Reproduce each line from the records that holds "Total".

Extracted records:
>>>
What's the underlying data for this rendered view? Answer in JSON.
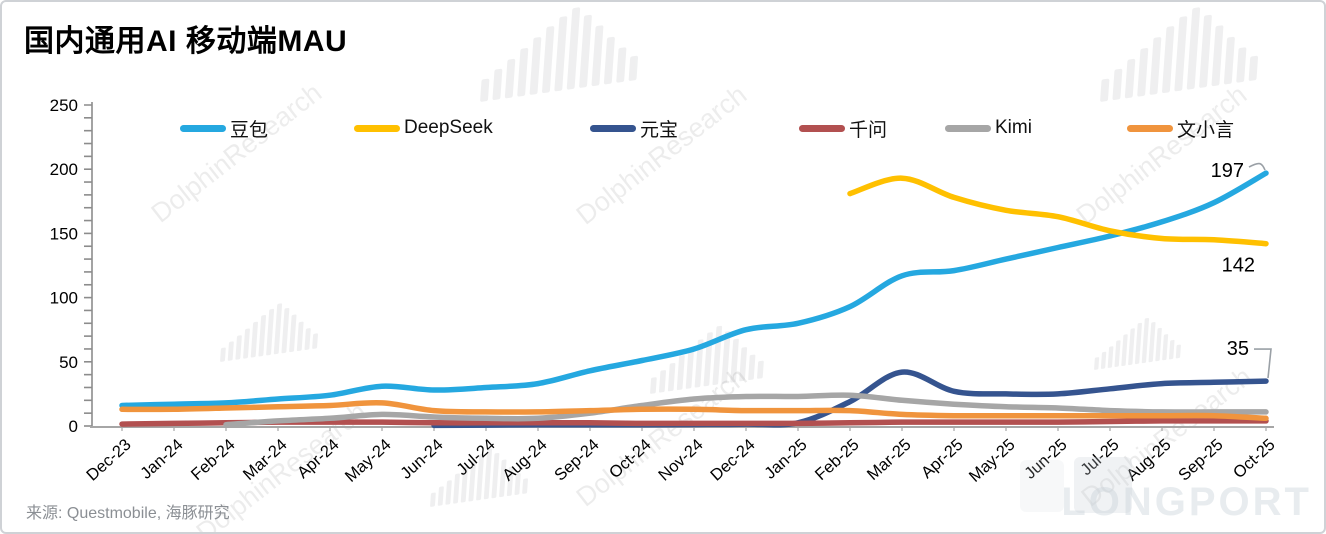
{
  "title": "国内通用AI 移动端MAU",
  "source": "来源: Questmobile, 海豚研究",
  "watermarks": {
    "diagonal_text": "DolphinResearch",
    "brand_text": "LONGPORT"
  },
  "chart_data": {
    "type": "line",
    "title": "国内通用AI 移动端MAU",
    "xlabel": "",
    "ylabel": "",
    "ylim": [
      0,
      250
    ],
    "y_tick_step": 50,
    "y_minor_tick_step": 10,
    "grid": false,
    "legend_position": "top",
    "categories": [
      "Dec-23",
      "Jan-24",
      "Feb-24",
      "Mar-24",
      "Apr-24",
      "May-24",
      "Jun-24",
      "Jul-24",
      "Aug-24",
      "Sep-24",
      "Oct-24",
      "Nov-24",
      "Dec-24",
      "Jan-25",
      "Feb-25",
      "Mar-25",
      "Apr-25",
      "May-25",
      "Jun-25",
      "Jul-25",
      "Aug-25",
      "Sep-25",
      "Oct-25"
    ],
    "series": [
      {
        "name": "豆包",
        "color": "#25A8E0",
        "values": [
          16,
          17,
          18,
          21,
          24,
          31,
          28,
          30,
          33,
          43,
          51,
          60,
          75,
          80,
          93,
          117,
          121,
          130,
          139,
          148,
          159,
          174,
          197
        ]
      },
      {
        "name": "DeepSeek",
        "color": "#FFC000",
        "values": [
          null,
          null,
          null,
          null,
          null,
          null,
          null,
          null,
          null,
          null,
          null,
          null,
          null,
          null,
          181,
          193,
          178,
          168,
          163,
          152,
          146,
          145,
          142
        ]
      },
      {
        "name": "元宝",
        "color": "#35548F",
        "values": [
          null,
          null,
          null,
          null,
          null,
          null,
          0.5,
          0.7,
          1,
          1,
          1,
          1.2,
          1.5,
          2.5,
          19,
          42,
          27,
          25,
          25,
          29,
          33,
          34,
          35
        ]
      },
      {
        "name": "千问",
        "color": "#B25050",
        "values": [
          1.5,
          2,
          2.5,
          3,
          3,
          3,
          2.5,
          2.5,
          2.5,
          2.5,
          2,
          2,
          2,
          2,
          2.5,
          3,
          3,
          3,
          3,
          3.5,
          4,
          4,
          4
        ]
      },
      {
        "name": "Kimi",
        "color": "#A6A6A6",
        "values": [
          null,
          null,
          1,
          4,
          6,
          9,
          7,
          6,
          6,
          10,
          16,
          21,
          23,
          23,
          24,
          20,
          17,
          15,
          14,
          12,
          11,
          11,
          11
        ]
      },
      {
        "name": "文小言",
        "color": "#F0943D",
        "values": [
          13,
          13,
          14,
          15,
          16,
          18,
          12,
          11,
          11,
          12,
          13,
          13,
          12,
          12,
          12,
          9,
          8,
          8,
          8,
          8,
          8,
          8,
          6
        ]
      }
    ],
    "annotations": [
      {
        "text": "197",
        "series": "豆包"
      },
      {
        "text": "142",
        "series": "DeepSeek"
      },
      {
        "text": "35",
        "series": "元宝"
      }
    ]
  }
}
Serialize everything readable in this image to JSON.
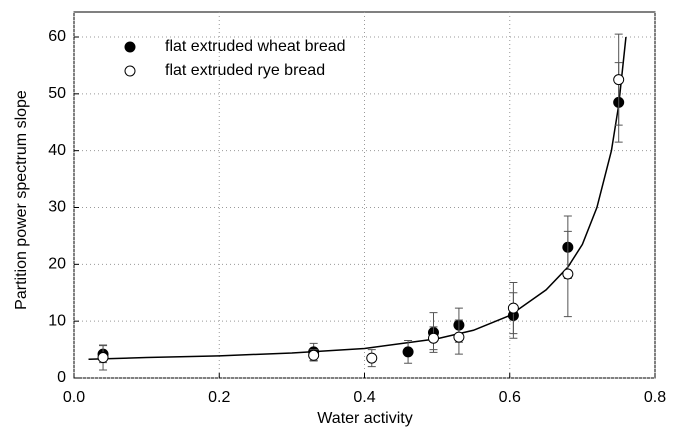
{
  "chart_data": {
    "type": "scatter",
    "xlabel": "Water activity",
    "ylabel": "Partition power spectrum slope",
    "xlim": [
      0,
      0.8
    ],
    "xticks": [
      {
        "value": 0,
        "label": "0.0"
      },
      0.2,
      0.4,
      0.6,
      0.8
    ],
    "ylim": [
      0,
      60
    ],
    "yticks": [
      0,
      10,
      20,
      30,
      40,
      50,
      60
    ],
    "grid": true,
    "legend": "upper left",
    "series": [
      {
        "name": "flat extruded wheat bread",
        "color": "#000000",
        "filled": true,
        "x": [
          0.04,
          0.33,
          0.46,
          0.495,
          0.53,
          0.605,
          0.68,
          0.75
        ],
        "values": [
          4.2,
          4.6,
          4.6,
          8.0,
          9.3,
          11.0,
          23.0,
          48.5
        ],
        "errors": [
          1.5,
          1.5,
          2.0,
          3.5,
          3.0,
          4.0,
          5.5,
          7.0
        ]
      },
      {
        "name": "flat extruded rye bread",
        "color": "#000000",
        "filled": false,
        "x": [
          0.04,
          0.33,
          0.41,
          0.495,
          0.53,
          0.605,
          0.68,
          0.75
        ],
        "values": [
          3.6,
          4.0,
          3.5,
          7.0,
          7.2,
          12.3,
          18.3,
          52.5
        ],
        "errors": [
          2.2,
          1.0,
          1.5,
          2.0,
          3.0,
          4.5,
          7.5,
          8.0
        ]
      }
    ],
    "curve": {
      "x": [
        0.02,
        0.1,
        0.2,
        0.3,
        0.4,
        0.5,
        0.55,
        0.6,
        0.65,
        0.68,
        0.7,
        0.72,
        0.74,
        0.75,
        0.76
      ],
      "y": [
        3.3,
        3.6,
        3.9,
        4.4,
        5.2,
        6.9,
        8.4,
        11,
        15.5,
        19.5,
        23.5,
        30,
        40,
        48,
        60
      ]
    }
  }
}
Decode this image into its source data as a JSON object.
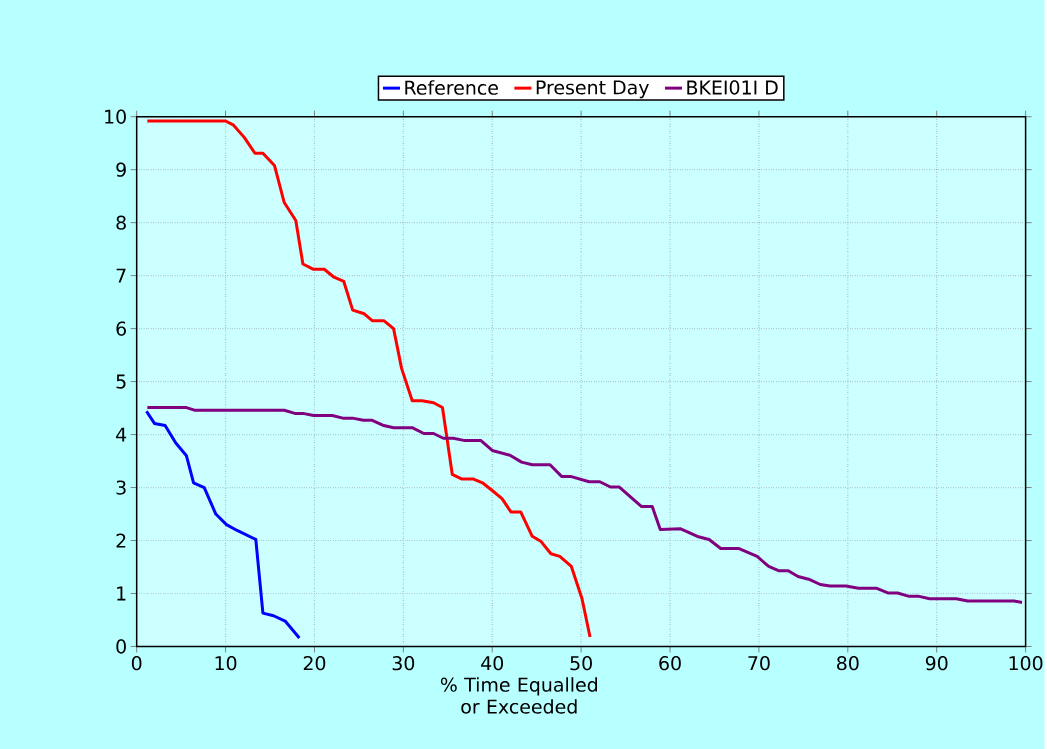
{
  "chart_data": {
    "type": "line",
    "xlabel": "% Time Equalled or Exceeded",
    "xlim": [
      0,
      100
    ],
    "xticks": [
      0,
      10,
      20,
      30,
      40,
      50,
      60,
      70,
      80,
      90,
      100
    ],
    "ylim": [
      0,
      10
    ],
    "yticks": [
      0,
      1,
      2,
      3,
      4,
      5,
      6,
      7,
      8,
      9,
      10
    ],
    "grid": true,
    "legend": "top",
    "line_style": "solid",
    "series": [
      {
        "name": "Reference",
        "color": "#0000ff",
        "x": [
          1.1,
          2.0,
          3.2,
          4.4,
          5.6,
          6.4,
          7.6,
          8.9,
          10.1,
          11.3,
          13.4,
          14.2,
          15.4,
          16.7,
          18.3
        ],
        "values": [
          4.44,
          4.21,
          4.17,
          3.84,
          3.6,
          3.09,
          3.0,
          2.5,
          2.3,
          2.19,
          2.02,
          0.63,
          0.58,
          0.48,
          0.16
        ]
      },
      {
        "name": "Present Day",
        "color": "#ff0000",
        "x": [
          1.2,
          10.0,
          10.9,
          12.1,
          13.3,
          14.2,
          15.5,
          16.6,
          17.9,
          18.7,
          19.9,
          21.1,
          22.2,
          23.3,
          24.3,
          25.6,
          26.5,
          27.8,
          28.9,
          29.8,
          31.0,
          32.1,
          33.4,
          34.4,
          35.5,
          36.6,
          37.9,
          38.9,
          40.1,
          41.1,
          42.1,
          43.2,
          44.5,
          45.5,
          46.6,
          47.6,
          48.9,
          50.1,
          51.0
        ],
        "values": [
          9.92,
          9.92,
          9.84,
          9.61,
          9.31,
          9.31,
          9.08,
          8.38,
          8.04,
          7.22,
          7.12,
          7.12,
          6.97,
          6.89,
          6.35,
          6.28,
          6.15,
          6.15,
          6.0,
          5.25,
          4.64,
          4.64,
          4.6,
          4.51,
          3.25,
          3.16,
          3.16,
          3.09,
          2.93,
          2.79,
          2.54,
          2.54,
          2.08,
          1.98,
          1.75,
          1.7,
          1.51,
          0.9,
          0.18
        ]
      },
      {
        "name": "BKEI01I D",
        "color": "#800080",
        "x": [
          1.2,
          5.6,
          6.5,
          16.6,
          17.8,
          18.7,
          19.9,
          22.0,
          23.2,
          24.3,
          25.5,
          26.5,
          27.8,
          28.9,
          31.0,
          32.3,
          33.4,
          34.5,
          35.6,
          36.8,
          38.7,
          40.0,
          42.0,
          43.3,
          44.5,
          46.5,
          47.8,
          48.8,
          50.9,
          52.1,
          53.3,
          54.3,
          56.8,
          58.0,
          58.9,
          61.2,
          61.9,
          63.2,
          64.4,
          65.7,
          67.7,
          69.8,
          71.1,
          72.2,
          73.3,
          74.4,
          75.6,
          76.9,
          78.0,
          79.8,
          81.2,
          83.2,
          84.5,
          85.6,
          86.8,
          87.9,
          89.2,
          92.2,
          93.5,
          98.7,
          99.6
        ],
        "values": [
          4.51,
          4.51,
          4.46,
          4.46,
          4.4,
          4.4,
          4.36,
          4.36,
          4.31,
          4.31,
          4.27,
          4.27,
          4.17,
          4.13,
          4.13,
          4.02,
          4.02,
          3.93,
          3.93,
          3.89,
          3.89,
          3.7,
          3.61,
          3.48,
          3.43,
          3.43,
          3.21,
          3.21,
          3.11,
          3.11,
          3.01,
          3.01,
          2.64,
          2.64,
          2.21,
          2.22,
          2.17,
          2.07,
          2.02,
          1.85,
          1.85,
          1.7,
          1.51,
          1.43,
          1.43,
          1.32,
          1.27,
          1.17,
          1.14,
          1.14,
          1.1,
          1.1,
          1.01,
          1.01,
          0.95,
          0.95,
          0.9,
          0.9,
          0.86,
          0.86,
          0.83
        ]
      }
    ]
  }
}
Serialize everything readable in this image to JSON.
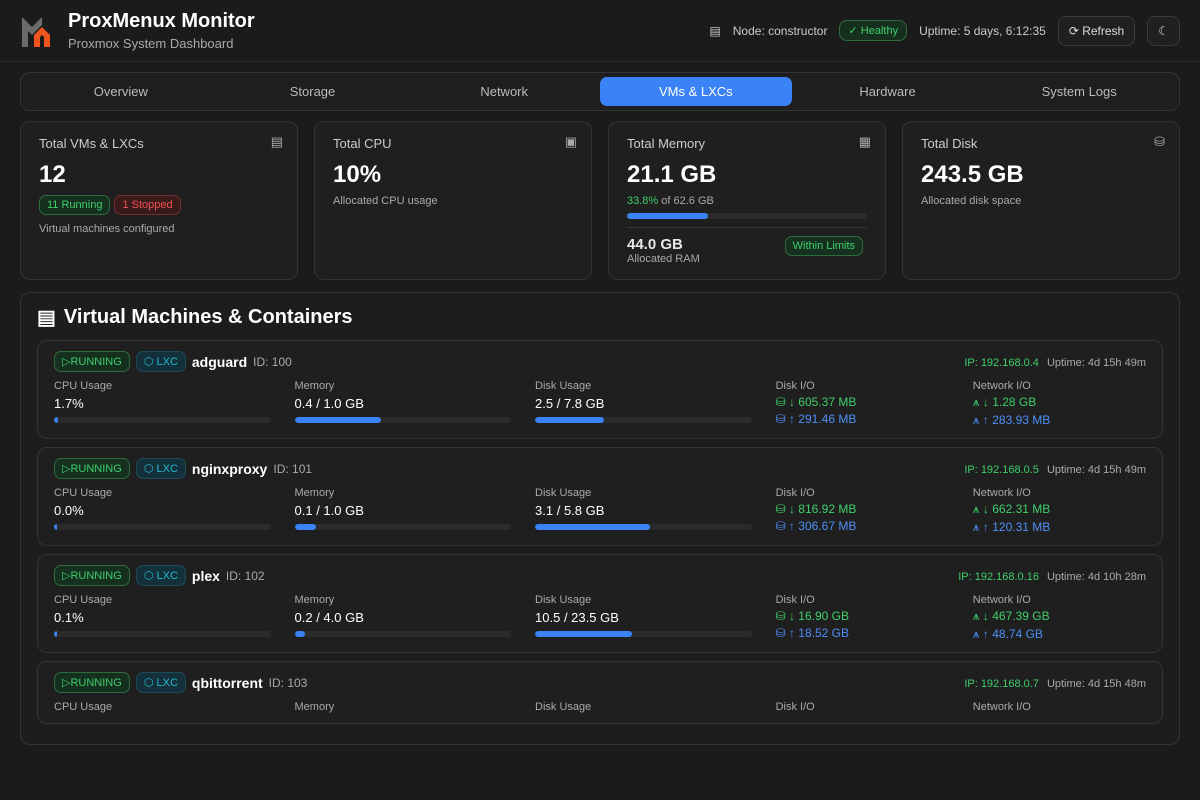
{
  "header": {
    "node_label": "Node: constructor",
    "health": "Healthy",
    "uptime": "Uptime: 5 days, 6:12:35",
    "refresh_label": "Refresh",
    "title": "ProxMenux Monitor",
    "subtitle": "Proxmox System Dashboard"
  },
  "tabs": [
    {
      "label": "Overview"
    },
    {
      "label": "Storage"
    },
    {
      "label": "Network"
    },
    {
      "label": "VMs & LXCs",
      "active": true
    },
    {
      "label": "Hardware"
    },
    {
      "label": "System Logs"
    }
  ],
  "cards": {
    "vms": {
      "title": "Total VMs & LXCs",
      "value": "12",
      "running": "11 Running",
      "stopped": "1 Stopped",
      "note": "Virtual machines configured"
    },
    "cpu": {
      "title": "Total CPU",
      "value": "10%",
      "note": "Allocated CPU usage"
    },
    "memory": {
      "title": "Total Memory",
      "value": "21.1 GB",
      "percent_text": "33.8%",
      "of_text": "of 62.6 GB",
      "percent": 33.8,
      "allocated": "44.0 GB",
      "allocated_label": "Allocated RAM",
      "status": "Within Limits"
    },
    "disk": {
      "title": "Total Disk",
      "value": "243.5 GB",
      "note": "Allocated disk space"
    }
  },
  "section": {
    "title": "Virtual Machines & Containers",
    "labels": {
      "cpu": "CPU Usage",
      "memory": "Memory",
      "disk": "Disk Usage",
      "diskio": "Disk I/O",
      "netio": "Network I/O"
    }
  },
  "vms": [
    {
      "status": "RUNNING",
      "type": "LXC",
      "name": "adguard",
      "id": "ID: 100",
      "ip": "IP: 192.168.0.4",
      "uptime": "Uptime: 4d 15h 49m",
      "cpu": "1.7%",
      "cpu_pct": 1.7,
      "mem": "0.4 / 1.0 GB",
      "mem_pct": 40,
      "disk": "2.5 / 7.8 GB",
      "disk_pct": 32,
      "disk_read": "↓ 605.37 MB",
      "disk_write": "↑ 291.46 MB",
      "net_in": "↓ 1.28 GB",
      "net_out": "↑ 283.93 MB"
    },
    {
      "status": "RUNNING",
      "type": "LXC",
      "name": "nginxproxy",
      "id": "ID: 101",
      "ip": "IP: 192.168.0.5",
      "uptime": "Uptime: 4d 15h 49m",
      "cpu": "0.0%",
      "cpu_pct": 0,
      "mem": "0.1 / 1.0 GB",
      "mem_pct": 10,
      "disk": "3.1 / 5.8 GB",
      "disk_pct": 53,
      "disk_read": "↓ 816.92 MB",
      "disk_write": "↑ 306.67 MB",
      "net_in": "↓ 662.31 MB",
      "net_out": "↑ 120.31 MB"
    },
    {
      "status": "RUNNING",
      "type": "LXC",
      "name": "plex",
      "id": "ID: 102",
      "ip": "IP: 192.168.0.16",
      "uptime": "Uptime: 4d 10h 28m",
      "cpu": "0.1%",
      "cpu_pct": 0.1,
      "mem": "0.2 / 4.0 GB",
      "mem_pct": 5,
      "disk": "10.5 / 23.5 GB",
      "disk_pct": 45,
      "disk_read": "↓ 16.90 GB",
      "disk_write": "↑ 18.52 GB",
      "net_in": "↓ 467.39 GB",
      "net_out": "↑ 48.74 GB"
    },
    {
      "status": "RUNNING",
      "type": "LXC",
      "name": "qbittorrent",
      "id": "ID: 103",
      "ip": "IP: 192.168.0.7",
      "uptime": "Uptime: 4d 15h 48m"
    }
  ],
  "colors": {
    "accent": "#3b82f6",
    "success": "#3ecf6a",
    "danger": "#f05252",
    "lxc": "#22b8cf",
    "logo_orange": "#f0541e"
  }
}
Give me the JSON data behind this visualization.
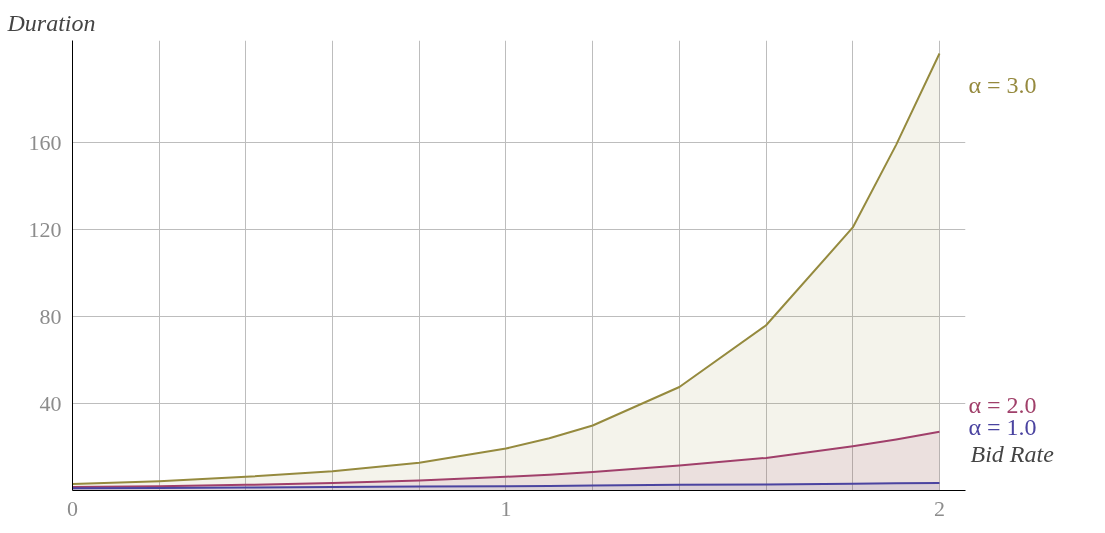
{
  "chart_data": {
    "type": "area",
    "xlabel": "Bid Rate",
    "ylabel": "Duration",
    "xlim": [
      0,
      2.06
    ],
    "ylim": [
      0,
      207
    ],
    "xticks": [
      0,
      {
        "value": 0.2,
        "label": null
      },
      {
        "value": 0.4,
        "label": null
      },
      {
        "value": 0.6,
        "label": null
      },
      {
        "value": 0.8,
        "label": null
      },
      1,
      {
        "value": 1.2,
        "label": null
      },
      {
        "value": 1.4,
        "label": null
      },
      {
        "value": 1.6,
        "label": null
      },
      {
        "value": 1.8,
        "label": null
      },
      2
    ],
    "yticks": [
      40,
      80,
      120,
      160
    ],
    "grid": true,
    "x": [
      0,
      0.2,
      0.4,
      0.6,
      0.8,
      1.0,
      1.1,
      1.2,
      1.4,
      1.6,
      1.8,
      1.9,
      2.0
    ],
    "series": [
      {
        "name": "α = 3.0",
        "color": "#958a3e",
        "values": [
          3,
          4.3,
          6.3,
          8.8,
          12.8,
          19.3,
          24,
          29.9,
          47.6,
          76,
          121,
          159,
          201
        ]
      },
      {
        "name": "α = 2.0",
        "color": "#a03f6a",
        "values": [
          1.6,
          2.0,
          2.6,
          3.4,
          4.6,
          6.3,
          7.3,
          8.5,
          11.5,
          15,
          20.4,
          23.5,
          27
        ]
      },
      {
        "name": "α = 1.0",
        "color": "#4a43a0",
        "values": [
          1.0,
          1.2,
          1.4,
          1.6,
          1.8,
          2.0,
          2.1,
          2.3,
          2.6,
          2.8,
          3.1,
          3.3,
          3.5
        ]
      }
    ]
  }
}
<<<
◆ **Answer in full**
      "title": "Total VMs & LXCs",
      "title": "Total CPU",
      "title": "Total Memory",
      "title": "Total Disk",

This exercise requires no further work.